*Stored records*
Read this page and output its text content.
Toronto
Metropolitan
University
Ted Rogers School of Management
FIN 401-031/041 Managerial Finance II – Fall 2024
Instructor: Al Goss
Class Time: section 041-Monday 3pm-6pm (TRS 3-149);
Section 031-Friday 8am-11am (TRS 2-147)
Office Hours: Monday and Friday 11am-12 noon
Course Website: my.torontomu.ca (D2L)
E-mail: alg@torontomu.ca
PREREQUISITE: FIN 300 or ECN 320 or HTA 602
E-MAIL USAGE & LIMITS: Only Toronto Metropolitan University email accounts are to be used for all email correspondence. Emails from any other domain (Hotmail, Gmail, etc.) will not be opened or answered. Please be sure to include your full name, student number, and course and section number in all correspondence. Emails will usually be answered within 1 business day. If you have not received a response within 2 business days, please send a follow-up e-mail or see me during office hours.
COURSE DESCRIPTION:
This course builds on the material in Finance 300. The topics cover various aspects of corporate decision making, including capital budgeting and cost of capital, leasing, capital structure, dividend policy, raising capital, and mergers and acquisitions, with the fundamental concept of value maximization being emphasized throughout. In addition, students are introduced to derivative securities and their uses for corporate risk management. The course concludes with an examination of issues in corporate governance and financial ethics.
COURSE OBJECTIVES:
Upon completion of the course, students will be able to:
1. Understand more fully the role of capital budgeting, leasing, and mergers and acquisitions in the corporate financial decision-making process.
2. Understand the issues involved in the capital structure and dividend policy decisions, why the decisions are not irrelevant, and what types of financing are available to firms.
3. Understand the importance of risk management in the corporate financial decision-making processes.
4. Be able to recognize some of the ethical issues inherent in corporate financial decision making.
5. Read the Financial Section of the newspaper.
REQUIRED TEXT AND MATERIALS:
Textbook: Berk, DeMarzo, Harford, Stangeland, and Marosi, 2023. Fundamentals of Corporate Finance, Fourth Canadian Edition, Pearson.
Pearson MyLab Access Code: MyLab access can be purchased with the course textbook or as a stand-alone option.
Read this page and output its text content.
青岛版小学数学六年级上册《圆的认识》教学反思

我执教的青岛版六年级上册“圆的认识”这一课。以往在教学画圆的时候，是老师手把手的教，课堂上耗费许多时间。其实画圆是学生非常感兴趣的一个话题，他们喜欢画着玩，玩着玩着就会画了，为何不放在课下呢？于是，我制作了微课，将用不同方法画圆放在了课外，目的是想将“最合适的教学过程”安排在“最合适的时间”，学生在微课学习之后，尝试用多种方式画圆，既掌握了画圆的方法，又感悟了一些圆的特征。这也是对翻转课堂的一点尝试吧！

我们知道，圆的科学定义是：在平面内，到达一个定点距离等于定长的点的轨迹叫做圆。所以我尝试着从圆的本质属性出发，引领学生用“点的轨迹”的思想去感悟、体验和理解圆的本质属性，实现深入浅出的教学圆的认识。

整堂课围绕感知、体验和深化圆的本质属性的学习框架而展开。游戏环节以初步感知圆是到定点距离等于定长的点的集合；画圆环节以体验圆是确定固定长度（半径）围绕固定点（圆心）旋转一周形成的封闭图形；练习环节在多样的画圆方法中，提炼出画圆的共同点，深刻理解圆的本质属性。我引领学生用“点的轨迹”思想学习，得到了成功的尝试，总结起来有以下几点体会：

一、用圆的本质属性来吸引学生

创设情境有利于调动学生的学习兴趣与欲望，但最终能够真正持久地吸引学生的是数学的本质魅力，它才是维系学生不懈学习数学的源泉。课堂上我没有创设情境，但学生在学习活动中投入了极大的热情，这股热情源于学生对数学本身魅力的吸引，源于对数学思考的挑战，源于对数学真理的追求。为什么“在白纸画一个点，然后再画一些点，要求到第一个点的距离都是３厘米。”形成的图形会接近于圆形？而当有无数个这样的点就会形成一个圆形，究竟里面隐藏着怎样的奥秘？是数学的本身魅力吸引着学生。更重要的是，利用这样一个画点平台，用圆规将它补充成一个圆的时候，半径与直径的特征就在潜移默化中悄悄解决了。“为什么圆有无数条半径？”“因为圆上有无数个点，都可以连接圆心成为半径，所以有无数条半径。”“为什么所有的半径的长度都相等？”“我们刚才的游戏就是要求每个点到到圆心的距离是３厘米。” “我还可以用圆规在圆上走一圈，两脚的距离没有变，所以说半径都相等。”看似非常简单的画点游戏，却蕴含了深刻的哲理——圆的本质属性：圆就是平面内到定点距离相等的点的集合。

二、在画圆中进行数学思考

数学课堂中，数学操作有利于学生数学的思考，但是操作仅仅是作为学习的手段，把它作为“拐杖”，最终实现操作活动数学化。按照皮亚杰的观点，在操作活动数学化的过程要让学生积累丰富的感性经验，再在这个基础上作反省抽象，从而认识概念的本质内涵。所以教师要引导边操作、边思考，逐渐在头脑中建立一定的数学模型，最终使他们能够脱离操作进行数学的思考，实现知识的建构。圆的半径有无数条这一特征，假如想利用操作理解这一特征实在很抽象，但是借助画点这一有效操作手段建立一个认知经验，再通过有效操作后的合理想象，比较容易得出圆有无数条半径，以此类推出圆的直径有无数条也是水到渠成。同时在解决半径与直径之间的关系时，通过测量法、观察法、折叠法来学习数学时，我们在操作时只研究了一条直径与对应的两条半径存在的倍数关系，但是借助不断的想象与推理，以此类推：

*AIM*
Count the lines in the records above that contain the word "mail", and give only the number.

*RESPONSE TO THE EXERCISE*
2